→ **TASK PROMPT**
Please transcribe the records precisely; pictures stay out of your copy.

━━━━━━━━━━━━━━━━

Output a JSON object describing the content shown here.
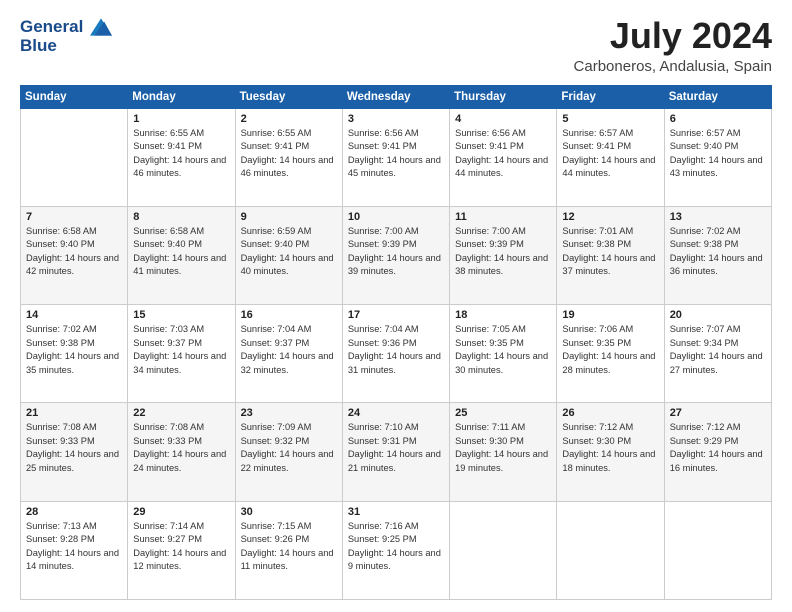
{
  "logo": {
    "line1": "General",
    "line2": "Blue"
  },
  "title": {
    "month_year": "July 2024",
    "location": "Carboneros, Andalusia, Spain"
  },
  "headers": [
    "Sunday",
    "Monday",
    "Tuesday",
    "Wednesday",
    "Thursday",
    "Friday",
    "Saturday"
  ],
  "weeks": [
    [
      {
        "day": "",
        "info": ""
      },
      {
        "day": "1",
        "info": "Sunrise: 6:55 AM\nSunset: 9:41 PM\nDaylight: 14 hours and 46 minutes."
      },
      {
        "day": "2",
        "info": "Sunrise: 6:55 AM\nSunset: 9:41 PM\nDaylight: 14 hours and 46 minutes."
      },
      {
        "day": "3",
        "info": "Sunrise: 6:56 AM\nSunset: 9:41 PM\nDaylight: 14 hours and 45 minutes."
      },
      {
        "day": "4",
        "info": "Sunrise: 6:56 AM\nSunset: 9:41 PM\nDaylight: 14 hours and 44 minutes."
      },
      {
        "day": "5",
        "info": "Sunrise: 6:57 AM\nSunset: 9:41 PM\nDaylight: 14 hours and 44 minutes."
      },
      {
        "day": "6",
        "info": "Sunrise: 6:57 AM\nSunset: 9:40 PM\nDaylight: 14 hours and 43 minutes."
      }
    ],
    [
      {
        "day": "7",
        "info": "Sunrise: 6:58 AM\nSunset: 9:40 PM\nDaylight: 14 hours and 42 minutes."
      },
      {
        "day": "8",
        "info": "Sunrise: 6:58 AM\nSunset: 9:40 PM\nDaylight: 14 hours and 41 minutes."
      },
      {
        "day": "9",
        "info": "Sunrise: 6:59 AM\nSunset: 9:40 PM\nDaylight: 14 hours and 40 minutes."
      },
      {
        "day": "10",
        "info": "Sunrise: 7:00 AM\nSunset: 9:39 PM\nDaylight: 14 hours and 39 minutes."
      },
      {
        "day": "11",
        "info": "Sunrise: 7:00 AM\nSunset: 9:39 PM\nDaylight: 14 hours and 38 minutes."
      },
      {
        "day": "12",
        "info": "Sunrise: 7:01 AM\nSunset: 9:38 PM\nDaylight: 14 hours and 37 minutes."
      },
      {
        "day": "13",
        "info": "Sunrise: 7:02 AM\nSunset: 9:38 PM\nDaylight: 14 hours and 36 minutes."
      }
    ],
    [
      {
        "day": "14",
        "info": "Sunrise: 7:02 AM\nSunset: 9:38 PM\nDaylight: 14 hours and 35 minutes."
      },
      {
        "day": "15",
        "info": "Sunrise: 7:03 AM\nSunset: 9:37 PM\nDaylight: 14 hours and 34 minutes."
      },
      {
        "day": "16",
        "info": "Sunrise: 7:04 AM\nSunset: 9:37 PM\nDaylight: 14 hours and 32 minutes."
      },
      {
        "day": "17",
        "info": "Sunrise: 7:04 AM\nSunset: 9:36 PM\nDaylight: 14 hours and 31 minutes."
      },
      {
        "day": "18",
        "info": "Sunrise: 7:05 AM\nSunset: 9:35 PM\nDaylight: 14 hours and 30 minutes."
      },
      {
        "day": "19",
        "info": "Sunrise: 7:06 AM\nSunset: 9:35 PM\nDaylight: 14 hours and 28 minutes."
      },
      {
        "day": "20",
        "info": "Sunrise: 7:07 AM\nSunset: 9:34 PM\nDaylight: 14 hours and 27 minutes."
      }
    ],
    [
      {
        "day": "21",
        "info": "Sunrise: 7:08 AM\nSunset: 9:33 PM\nDaylight: 14 hours and 25 minutes."
      },
      {
        "day": "22",
        "info": "Sunrise: 7:08 AM\nSunset: 9:33 PM\nDaylight: 14 hours and 24 minutes."
      },
      {
        "day": "23",
        "info": "Sunrise: 7:09 AM\nSunset: 9:32 PM\nDaylight: 14 hours and 22 minutes."
      },
      {
        "day": "24",
        "info": "Sunrise: 7:10 AM\nSunset: 9:31 PM\nDaylight: 14 hours and 21 minutes."
      },
      {
        "day": "25",
        "info": "Sunrise: 7:11 AM\nSunset: 9:30 PM\nDaylight: 14 hours and 19 minutes."
      },
      {
        "day": "26",
        "info": "Sunrise: 7:12 AM\nSunset: 9:30 PM\nDaylight: 14 hours and 18 minutes."
      },
      {
        "day": "27",
        "info": "Sunrise: 7:12 AM\nSunset: 9:29 PM\nDaylight: 14 hours and 16 minutes."
      }
    ],
    [
      {
        "day": "28",
        "info": "Sunrise: 7:13 AM\nSunset: 9:28 PM\nDaylight: 14 hours and 14 minutes."
      },
      {
        "day": "29",
        "info": "Sunrise: 7:14 AM\nSunset: 9:27 PM\nDaylight: 14 hours and 12 minutes."
      },
      {
        "day": "30",
        "info": "Sunrise: 7:15 AM\nSunset: 9:26 PM\nDaylight: 14 hours and 11 minutes."
      },
      {
        "day": "31",
        "info": "Sunrise: 7:16 AM\nSunset: 9:25 PM\nDaylight: 14 hours and 9 minutes."
      },
      {
        "day": "",
        "info": ""
      },
      {
        "day": "",
        "info": ""
      },
      {
        "day": "",
        "info": ""
      }
    ]
  ]
}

━━━━━━━━━━━━━━━━

→ **CORRECT RESULT**
Output a JSON object describing the content shown here.
{
  "logo": {
    "line1": "General",
    "line2": "Blue"
  },
  "title": {
    "month_year": "July 2024",
    "location": "Carboneros, Andalusia, Spain"
  },
  "headers": [
    "Sunday",
    "Monday",
    "Tuesday",
    "Wednesday",
    "Thursday",
    "Friday",
    "Saturday"
  ],
  "weeks": [
    [
      {
        "day": "",
        "info": ""
      },
      {
        "day": "1",
        "info": "Sunrise: 6:55 AM\nSunset: 9:41 PM\nDaylight: 14 hours and 46 minutes."
      },
      {
        "day": "2",
        "info": "Sunrise: 6:55 AM\nSunset: 9:41 PM\nDaylight: 14 hours and 46 minutes."
      },
      {
        "day": "3",
        "info": "Sunrise: 6:56 AM\nSunset: 9:41 PM\nDaylight: 14 hours and 45 minutes."
      },
      {
        "day": "4",
        "info": "Sunrise: 6:56 AM\nSunset: 9:41 PM\nDaylight: 14 hours and 44 minutes."
      },
      {
        "day": "5",
        "info": "Sunrise: 6:57 AM\nSunset: 9:41 PM\nDaylight: 14 hours and 44 minutes."
      },
      {
        "day": "6",
        "info": "Sunrise: 6:57 AM\nSunset: 9:40 PM\nDaylight: 14 hours and 43 minutes."
      }
    ],
    [
      {
        "day": "7",
        "info": "Sunrise: 6:58 AM\nSunset: 9:40 PM\nDaylight: 14 hours and 42 minutes."
      },
      {
        "day": "8",
        "info": "Sunrise: 6:58 AM\nSunset: 9:40 PM\nDaylight: 14 hours and 41 minutes."
      },
      {
        "day": "9",
        "info": "Sunrise: 6:59 AM\nSunset: 9:40 PM\nDaylight: 14 hours and 40 minutes."
      },
      {
        "day": "10",
        "info": "Sunrise: 7:00 AM\nSunset: 9:39 PM\nDaylight: 14 hours and 39 minutes."
      },
      {
        "day": "11",
        "info": "Sunrise: 7:00 AM\nSunset: 9:39 PM\nDaylight: 14 hours and 38 minutes."
      },
      {
        "day": "12",
        "info": "Sunrise: 7:01 AM\nSunset: 9:38 PM\nDaylight: 14 hours and 37 minutes."
      },
      {
        "day": "13",
        "info": "Sunrise: 7:02 AM\nSunset: 9:38 PM\nDaylight: 14 hours and 36 minutes."
      }
    ],
    [
      {
        "day": "14",
        "info": "Sunrise: 7:02 AM\nSunset: 9:38 PM\nDaylight: 14 hours and 35 minutes."
      },
      {
        "day": "15",
        "info": "Sunrise: 7:03 AM\nSunset: 9:37 PM\nDaylight: 14 hours and 34 minutes."
      },
      {
        "day": "16",
        "info": "Sunrise: 7:04 AM\nSunset: 9:37 PM\nDaylight: 14 hours and 32 minutes."
      },
      {
        "day": "17",
        "info": "Sunrise: 7:04 AM\nSunset: 9:36 PM\nDaylight: 14 hours and 31 minutes."
      },
      {
        "day": "18",
        "info": "Sunrise: 7:05 AM\nSunset: 9:35 PM\nDaylight: 14 hours and 30 minutes."
      },
      {
        "day": "19",
        "info": "Sunrise: 7:06 AM\nSunset: 9:35 PM\nDaylight: 14 hours and 28 minutes."
      },
      {
        "day": "20",
        "info": "Sunrise: 7:07 AM\nSunset: 9:34 PM\nDaylight: 14 hours and 27 minutes."
      }
    ],
    [
      {
        "day": "21",
        "info": "Sunrise: 7:08 AM\nSunset: 9:33 PM\nDaylight: 14 hours and 25 minutes."
      },
      {
        "day": "22",
        "info": "Sunrise: 7:08 AM\nSunset: 9:33 PM\nDaylight: 14 hours and 24 minutes."
      },
      {
        "day": "23",
        "info": "Sunrise: 7:09 AM\nSunset: 9:32 PM\nDaylight: 14 hours and 22 minutes."
      },
      {
        "day": "24",
        "info": "Sunrise: 7:10 AM\nSunset: 9:31 PM\nDaylight: 14 hours and 21 minutes."
      },
      {
        "day": "25",
        "info": "Sunrise: 7:11 AM\nSunset: 9:30 PM\nDaylight: 14 hours and 19 minutes."
      },
      {
        "day": "26",
        "info": "Sunrise: 7:12 AM\nSunset: 9:30 PM\nDaylight: 14 hours and 18 minutes."
      },
      {
        "day": "27",
        "info": "Sunrise: 7:12 AM\nSunset: 9:29 PM\nDaylight: 14 hours and 16 minutes."
      }
    ],
    [
      {
        "day": "28",
        "info": "Sunrise: 7:13 AM\nSunset: 9:28 PM\nDaylight: 14 hours and 14 minutes."
      },
      {
        "day": "29",
        "info": "Sunrise: 7:14 AM\nSunset: 9:27 PM\nDaylight: 14 hours and 12 minutes."
      },
      {
        "day": "30",
        "info": "Sunrise: 7:15 AM\nSunset: 9:26 PM\nDaylight: 14 hours and 11 minutes."
      },
      {
        "day": "31",
        "info": "Sunrise: 7:16 AM\nSunset: 9:25 PM\nDaylight: 14 hours and 9 minutes."
      },
      {
        "day": "",
        "info": ""
      },
      {
        "day": "",
        "info": ""
      },
      {
        "day": "",
        "info": ""
      }
    ]
  ]
}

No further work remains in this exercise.